▶ A run of records
——
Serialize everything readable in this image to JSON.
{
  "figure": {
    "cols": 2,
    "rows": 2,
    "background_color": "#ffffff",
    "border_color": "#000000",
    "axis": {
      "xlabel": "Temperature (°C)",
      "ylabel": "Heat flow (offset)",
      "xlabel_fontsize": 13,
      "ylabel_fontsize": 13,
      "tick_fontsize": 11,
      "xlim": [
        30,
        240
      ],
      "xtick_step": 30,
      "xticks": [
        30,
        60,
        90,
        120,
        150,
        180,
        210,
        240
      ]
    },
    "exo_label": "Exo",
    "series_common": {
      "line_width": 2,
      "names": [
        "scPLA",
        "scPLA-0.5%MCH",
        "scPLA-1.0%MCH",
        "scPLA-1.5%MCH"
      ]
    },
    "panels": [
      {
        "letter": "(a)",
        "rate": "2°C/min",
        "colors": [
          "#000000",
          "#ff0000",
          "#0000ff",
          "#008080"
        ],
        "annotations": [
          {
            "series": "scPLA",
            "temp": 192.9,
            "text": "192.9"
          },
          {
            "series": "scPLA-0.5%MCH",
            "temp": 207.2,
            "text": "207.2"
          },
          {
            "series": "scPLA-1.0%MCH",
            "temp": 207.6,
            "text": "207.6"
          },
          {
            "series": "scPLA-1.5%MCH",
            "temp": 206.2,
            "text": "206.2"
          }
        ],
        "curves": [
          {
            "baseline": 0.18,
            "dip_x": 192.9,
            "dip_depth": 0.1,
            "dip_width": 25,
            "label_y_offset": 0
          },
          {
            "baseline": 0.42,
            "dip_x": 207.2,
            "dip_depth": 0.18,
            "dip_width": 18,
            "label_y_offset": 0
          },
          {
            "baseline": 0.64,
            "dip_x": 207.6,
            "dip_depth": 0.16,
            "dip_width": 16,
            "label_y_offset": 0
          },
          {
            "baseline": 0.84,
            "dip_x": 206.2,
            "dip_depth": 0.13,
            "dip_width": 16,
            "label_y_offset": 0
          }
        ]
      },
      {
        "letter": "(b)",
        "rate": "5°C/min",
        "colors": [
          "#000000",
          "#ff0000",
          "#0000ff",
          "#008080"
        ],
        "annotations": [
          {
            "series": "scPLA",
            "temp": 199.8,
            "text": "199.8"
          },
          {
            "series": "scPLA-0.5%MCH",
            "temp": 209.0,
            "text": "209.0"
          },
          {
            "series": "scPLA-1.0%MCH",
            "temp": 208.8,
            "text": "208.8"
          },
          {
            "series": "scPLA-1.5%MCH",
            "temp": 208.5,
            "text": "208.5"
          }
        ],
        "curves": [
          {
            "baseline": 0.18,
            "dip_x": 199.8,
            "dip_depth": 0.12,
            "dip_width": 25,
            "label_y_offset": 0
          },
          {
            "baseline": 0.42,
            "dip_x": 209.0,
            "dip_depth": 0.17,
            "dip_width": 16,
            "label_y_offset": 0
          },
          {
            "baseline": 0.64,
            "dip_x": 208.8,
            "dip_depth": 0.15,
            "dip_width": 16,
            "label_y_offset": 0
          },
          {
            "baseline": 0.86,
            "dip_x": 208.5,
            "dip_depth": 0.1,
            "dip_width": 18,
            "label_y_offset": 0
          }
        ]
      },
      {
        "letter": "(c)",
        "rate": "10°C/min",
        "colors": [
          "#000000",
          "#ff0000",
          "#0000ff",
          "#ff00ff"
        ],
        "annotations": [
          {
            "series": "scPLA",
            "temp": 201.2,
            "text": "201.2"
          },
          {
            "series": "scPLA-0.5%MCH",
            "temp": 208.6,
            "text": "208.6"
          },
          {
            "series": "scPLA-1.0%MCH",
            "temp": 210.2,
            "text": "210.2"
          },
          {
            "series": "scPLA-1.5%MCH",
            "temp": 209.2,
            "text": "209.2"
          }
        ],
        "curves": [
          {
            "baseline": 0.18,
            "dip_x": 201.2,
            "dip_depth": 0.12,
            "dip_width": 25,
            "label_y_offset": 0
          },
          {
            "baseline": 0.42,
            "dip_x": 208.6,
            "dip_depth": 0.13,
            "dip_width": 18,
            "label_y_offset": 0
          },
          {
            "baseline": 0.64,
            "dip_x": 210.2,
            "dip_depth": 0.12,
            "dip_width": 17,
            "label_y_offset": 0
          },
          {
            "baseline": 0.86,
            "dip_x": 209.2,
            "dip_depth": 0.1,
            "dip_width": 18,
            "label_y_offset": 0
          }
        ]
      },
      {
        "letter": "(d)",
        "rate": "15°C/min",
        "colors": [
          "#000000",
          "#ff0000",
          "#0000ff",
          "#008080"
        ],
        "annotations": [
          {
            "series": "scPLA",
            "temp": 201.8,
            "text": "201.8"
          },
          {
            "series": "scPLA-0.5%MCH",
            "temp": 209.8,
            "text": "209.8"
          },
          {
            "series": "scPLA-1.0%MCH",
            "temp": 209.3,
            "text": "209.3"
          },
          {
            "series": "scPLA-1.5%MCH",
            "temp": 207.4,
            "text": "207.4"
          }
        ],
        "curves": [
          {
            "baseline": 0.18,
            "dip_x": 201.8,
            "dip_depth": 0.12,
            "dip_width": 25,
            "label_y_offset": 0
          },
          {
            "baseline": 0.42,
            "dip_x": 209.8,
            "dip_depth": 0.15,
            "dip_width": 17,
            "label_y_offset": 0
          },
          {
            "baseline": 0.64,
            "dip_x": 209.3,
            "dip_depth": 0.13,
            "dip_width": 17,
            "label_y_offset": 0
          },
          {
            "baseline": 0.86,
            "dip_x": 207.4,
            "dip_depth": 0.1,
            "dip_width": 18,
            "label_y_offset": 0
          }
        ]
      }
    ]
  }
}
——
▶ PROBLEM TO SOLVE
Search the lines above for the string "rate" and copy each line that has it.

▶ REPLY
        "rate": "2°C/min",
        "rate": "5°C/min",
        "rate": "10°C/min",
        "rate": "15°C/min",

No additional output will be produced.